PROBLEM: Return every record verbatim.

▼

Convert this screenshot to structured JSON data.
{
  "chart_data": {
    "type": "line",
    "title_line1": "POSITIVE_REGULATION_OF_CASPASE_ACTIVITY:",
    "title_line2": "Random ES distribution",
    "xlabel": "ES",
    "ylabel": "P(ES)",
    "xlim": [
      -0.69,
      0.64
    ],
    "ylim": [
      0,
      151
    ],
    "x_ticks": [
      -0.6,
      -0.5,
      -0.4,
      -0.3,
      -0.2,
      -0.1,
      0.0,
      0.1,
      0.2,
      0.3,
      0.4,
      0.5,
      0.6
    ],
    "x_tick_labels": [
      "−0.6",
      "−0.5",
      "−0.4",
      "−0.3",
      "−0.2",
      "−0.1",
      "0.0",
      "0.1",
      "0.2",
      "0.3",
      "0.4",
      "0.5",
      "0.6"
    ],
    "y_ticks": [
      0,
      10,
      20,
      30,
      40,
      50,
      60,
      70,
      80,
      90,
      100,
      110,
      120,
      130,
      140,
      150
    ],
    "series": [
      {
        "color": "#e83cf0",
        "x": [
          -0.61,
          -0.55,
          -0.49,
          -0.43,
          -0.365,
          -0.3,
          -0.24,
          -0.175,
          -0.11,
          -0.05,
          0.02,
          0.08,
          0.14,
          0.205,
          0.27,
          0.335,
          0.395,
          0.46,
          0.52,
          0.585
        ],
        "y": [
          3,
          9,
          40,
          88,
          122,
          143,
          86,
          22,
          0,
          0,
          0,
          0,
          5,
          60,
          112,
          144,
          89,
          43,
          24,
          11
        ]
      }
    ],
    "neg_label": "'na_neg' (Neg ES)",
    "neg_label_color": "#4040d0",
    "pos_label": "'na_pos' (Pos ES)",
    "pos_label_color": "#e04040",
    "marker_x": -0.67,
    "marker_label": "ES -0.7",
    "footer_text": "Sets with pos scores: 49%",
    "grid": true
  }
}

▲

ANSWER TO THIS TASK:
Convert this screenshot to structured JSON data.
{
  "chart_data": {
    "type": "line",
    "title_line1": "POSITIVE_REGULATION_OF_CASPASE_ACTIVITY:",
    "title_line2": "Random ES distribution",
    "xlabel": "ES",
    "ylabel": "P(ES)",
    "xlim": [
      -0.69,
      0.64
    ],
    "ylim": [
      0,
      151
    ],
    "x_ticks": [
      -0.6,
      -0.5,
      -0.4,
      -0.3,
      -0.2,
      -0.1,
      0.0,
      0.1,
      0.2,
      0.3,
      0.4,
      0.5,
      0.6
    ],
    "x_tick_labels": [
      "−0.6",
      "−0.5",
      "−0.4",
      "−0.3",
      "−0.2",
      "−0.1",
      "0.0",
      "0.1",
      "0.2",
      "0.3",
      "0.4",
      "0.5",
      "0.6"
    ],
    "y_ticks": [
      0,
      10,
      20,
      30,
      40,
      50,
      60,
      70,
      80,
      90,
      100,
      110,
      120,
      130,
      140,
      150
    ],
    "series": [
      {
        "color": "#e83cf0",
        "x": [
          -0.61,
          -0.55,
          -0.49,
          -0.43,
          -0.365,
          -0.3,
          -0.24,
          -0.175,
          -0.11,
          -0.05,
          0.02,
          0.08,
          0.14,
          0.205,
          0.27,
          0.335,
          0.395,
          0.46,
          0.52,
          0.585
        ],
        "y": [
          3,
          9,
          40,
          88,
          122,
          143,
          86,
          22,
          0,
          0,
          0,
          0,
          5,
          60,
          112,
          144,
          89,
          43,
          24,
          11
        ]
      }
    ],
    "neg_label": "'na_neg' (Neg ES)",
    "neg_label_color": "#4040d0",
    "pos_label": "'na_pos' (Pos ES)",
    "pos_label_color": "#e04040",
    "marker_x": -0.67,
    "marker_label": "ES -0.7",
    "footer_text": "Sets with pos scores: 49%",
    "grid": true
  }
}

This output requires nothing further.